> [Given exercise]:
Send back the records in full, character for character.

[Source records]
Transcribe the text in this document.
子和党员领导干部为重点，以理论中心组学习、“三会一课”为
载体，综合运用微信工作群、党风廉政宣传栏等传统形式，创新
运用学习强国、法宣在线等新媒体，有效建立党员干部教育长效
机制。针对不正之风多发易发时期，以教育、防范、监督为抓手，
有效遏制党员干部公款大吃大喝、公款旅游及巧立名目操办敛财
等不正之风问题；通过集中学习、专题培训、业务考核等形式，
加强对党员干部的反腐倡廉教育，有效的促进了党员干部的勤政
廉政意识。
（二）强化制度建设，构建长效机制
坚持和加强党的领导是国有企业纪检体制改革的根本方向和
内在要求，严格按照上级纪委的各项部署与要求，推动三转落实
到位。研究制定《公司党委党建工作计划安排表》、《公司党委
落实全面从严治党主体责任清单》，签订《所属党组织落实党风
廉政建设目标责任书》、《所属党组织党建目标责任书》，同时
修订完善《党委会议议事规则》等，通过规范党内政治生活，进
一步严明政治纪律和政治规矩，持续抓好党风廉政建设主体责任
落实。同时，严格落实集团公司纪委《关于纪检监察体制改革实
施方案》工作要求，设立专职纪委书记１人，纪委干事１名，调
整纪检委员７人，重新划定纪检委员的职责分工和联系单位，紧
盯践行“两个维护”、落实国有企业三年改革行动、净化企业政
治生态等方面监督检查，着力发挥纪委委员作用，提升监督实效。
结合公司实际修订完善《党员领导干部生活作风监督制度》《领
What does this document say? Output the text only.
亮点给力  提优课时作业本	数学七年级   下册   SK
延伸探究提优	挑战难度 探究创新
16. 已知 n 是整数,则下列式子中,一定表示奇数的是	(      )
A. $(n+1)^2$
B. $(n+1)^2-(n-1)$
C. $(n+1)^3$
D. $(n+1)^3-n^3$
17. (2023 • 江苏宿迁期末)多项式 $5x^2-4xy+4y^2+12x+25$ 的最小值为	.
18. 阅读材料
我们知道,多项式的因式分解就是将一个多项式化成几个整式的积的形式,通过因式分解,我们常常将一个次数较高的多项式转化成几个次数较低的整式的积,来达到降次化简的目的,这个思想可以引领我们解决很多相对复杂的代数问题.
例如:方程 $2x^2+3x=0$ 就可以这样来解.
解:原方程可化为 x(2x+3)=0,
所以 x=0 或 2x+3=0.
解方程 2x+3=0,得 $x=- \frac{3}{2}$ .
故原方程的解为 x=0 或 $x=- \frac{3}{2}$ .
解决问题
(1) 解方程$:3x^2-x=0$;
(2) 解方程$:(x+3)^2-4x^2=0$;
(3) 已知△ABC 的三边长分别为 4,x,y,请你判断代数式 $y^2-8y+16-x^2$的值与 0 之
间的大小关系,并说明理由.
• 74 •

> [Task output]:
Transcribe the text in this document.
子和党员领导干部为重点，以理论中心组学习、“三会一课”为
载体，综合运用微信工作群、党风廉政宣传栏等传统形式，创新
运用学习强国、法宣在线等新媒体，有效建立党员干部教育长效
机制。针对不正之风多发易发时期，以教育、防范、监督为抓手，
有效遏制党员干部公款大吃大喝、公款旅游及巧立名目操办敛财
等不正之风问题；通过集中学习、专题培训、业务考核等形式，
加强对党员干部的反腐倡廉教育，有效的促进了党员干部的勤政
廉政意识。
（二）强化制度建设，构建长效机制
坚持和加强党的领导是国有企业纪检体制改革的根本方向和
内在要求，严格按照上级纪委的各项部署与要求，推动三转落实
到位。研究制定《公司党委党建工作计划安排表》、《公司党委
落实全面从严治党主体责任清单》，签订《所属党组织落实党风
廉政建设目标责任书》、《所属党组织党建目标责任书》，同时
修订完善《党委会议议事规则》等，通过规范党内政治生活，进
一步严明政治纪律和政治规矩，持续抓好党风廉政建设主体责任
落实。同时，严格落实集团公司纪委《关于纪检监察体制改革实
施方案》工作要求，设立专职纪委书记１人，纪委干事１名，调
整纪检委员７人，重新划定纪检委员的职责分工和联系单位，紧
盯践行“两个维护”、落实国有企业三年改革行动、净化企业政
治生态等方面监督检查，着力发挥纪委委员作用，提升监督实效。
结合公司实际修订完善《党员领导干部生活作风监督制度》《领
What does this document say? Output the text only.
亮点给力  提优课时作业本	数学七年级   下册   SK
延伸探究提优	挑战难度 探究创新
16. 已知 n 是整数,则下列式子中,一定表示奇数的是	(      )
A. $(n+1)^2$
B. $(n+1)^2-(n-1)$
C. $(n+1)^3$
D. $(n+1)^3-n^3$
17. (2023 • 江苏宿迁期末)多项式 $5x^2-4xy+4y^2+12x+25$ 的最小值为	.
18. 阅读材料
我们知道,多项式的因式分解就是将一个多项式化成几个整式的积的形式,通过因式分解,我们常常将一个次数较高的多项式转化成几个次数较低的整式的积,来达到降次化简的目的,这个思想可以引领我们解决很多相对复杂的代数问题.
例如:方程 $2x^2+3x=0$ 就可以这样来解.
解:原方程可化为 x(2x+3)=0,
所以 x=0 或 2x+3=0.
解方程 2x+3=0,得 $x=- \frac{3}{2}$ .
故原方程的解为 x=0 或 $x=- \frac{3}{2}$ .
解决问题
(1) 解方程$:3x^2-x=0$;
(2) 解方程$:(x+3)^2-4x^2=0$;
(3) 已知△ABC 的三边长分别为 4,x,y,请你判断代数式 $y^2-8y+16-x^2$的值与 0 之
间的大小关系,并说明理由.
• 74 •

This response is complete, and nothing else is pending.